Dataset listings of figures:
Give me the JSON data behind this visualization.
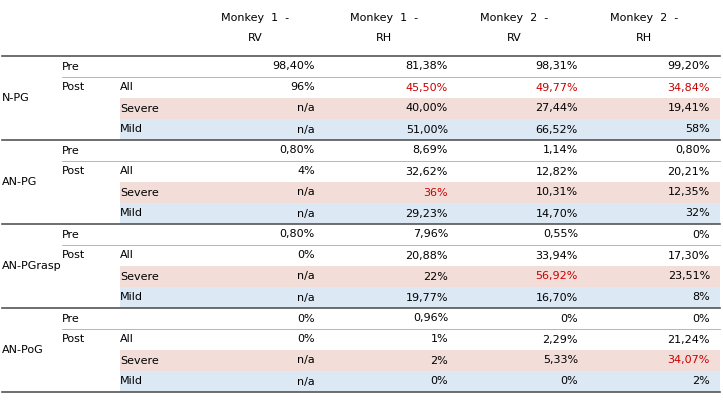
{
  "sections": [
    {
      "label": "N-PG",
      "pre": [
        "98,40%",
        "81,38%",
        "98,31%",
        "99,20%"
      ],
      "post_all": [
        "96%",
        "45,50%",
        "49,77%",
        "34,84%"
      ],
      "post_severe": [
        "n/a",
        "40,00%",
        "27,44%",
        "19,41%"
      ],
      "post_mild": [
        "n/a",
        "51,00%",
        "66,52%",
        "58%"
      ],
      "red_all": [
        false,
        true,
        true,
        true
      ],
      "red_severe": [
        false,
        false,
        false,
        false
      ],
      "red_mild": [
        false,
        false,
        false,
        false
      ]
    },
    {
      "label": "AN-PG",
      "pre": [
        "0,80%",
        "8,69%",
        "1,14%",
        "0,80%"
      ],
      "post_all": [
        "4%",
        "32,62%",
        "12,82%",
        "20,21%"
      ],
      "post_severe": [
        "n/a",
        "36%",
        "10,31%",
        "12,35%"
      ],
      "post_mild": [
        "n/a",
        "29,23%",
        "14,70%",
        "32%"
      ],
      "red_all": [
        false,
        false,
        false,
        false
      ],
      "red_severe": [
        false,
        true,
        false,
        false
      ],
      "red_mild": [
        false,
        false,
        false,
        false
      ]
    },
    {
      "label": "AN-PGrasp",
      "pre": [
        "0,80%",
        "7,96%",
        "0,55%",
        "0%"
      ],
      "post_all": [
        "0%",
        "20,88%",
        "33,94%",
        "17,30%"
      ],
      "post_severe": [
        "n/a",
        "22%",
        "56,92%",
        "23,51%"
      ],
      "post_mild": [
        "n/a",
        "19,77%",
        "16,70%",
        "8%"
      ],
      "red_all": [
        false,
        false,
        false,
        false
      ],
      "red_severe": [
        false,
        false,
        true,
        false
      ],
      "red_mild": [
        false,
        false,
        false,
        false
      ]
    },
    {
      "label": "AN-PoG",
      "pre": [
        "0%",
        "0,96%",
        "0%",
        "0%"
      ],
      "post_all": [
        "0%",
        "1%",
        "2,29%",
        "21,24%"
      ],
      "post_severe": [
        "n/a",
        "2%",
        "5,33%",
        "34,07%"
      ],
      "post_mild": [
        "n/a",
        "0%",
        "0%",
        "2%"
      ],
      "red_all": [
        false,
        false,
        false,
        false
      ],
      "red_severe": [
        false,
        false,
        false,
        true
      ],
      "red_mild": [
        false,
        false,
        false,
        false
      ]
    }
  ],
  "monkey_headers_row1": [
    "Monkey  1  -",
    "Monkey  1  -",
    "Monkey  2  -",
    "Monkey  2  -"
  ],
  "monkey_headers_row2": [
    "RV",
    "RH",
    "RV",
    "RH"
  ],
  "color_severe_bg": "#f2ddd8",
  "color_mild_bg": "#dce9f5",
  "color_red_text": "#cc0000",
  "color_black": "#000000",
  "color_white": "#ffffff",
  "thick_line_color": "#555555",
  "thin_line_color": "#aaaaaa"
}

**WHAT IS REQUIRED:**
Extract all lines containing the word "label".

**TASK ANSWER:**
      "label": "N-PG",
      "label": "AN-PG",
      "label": "AN-PGrasp",
      "label": "AN-PoG",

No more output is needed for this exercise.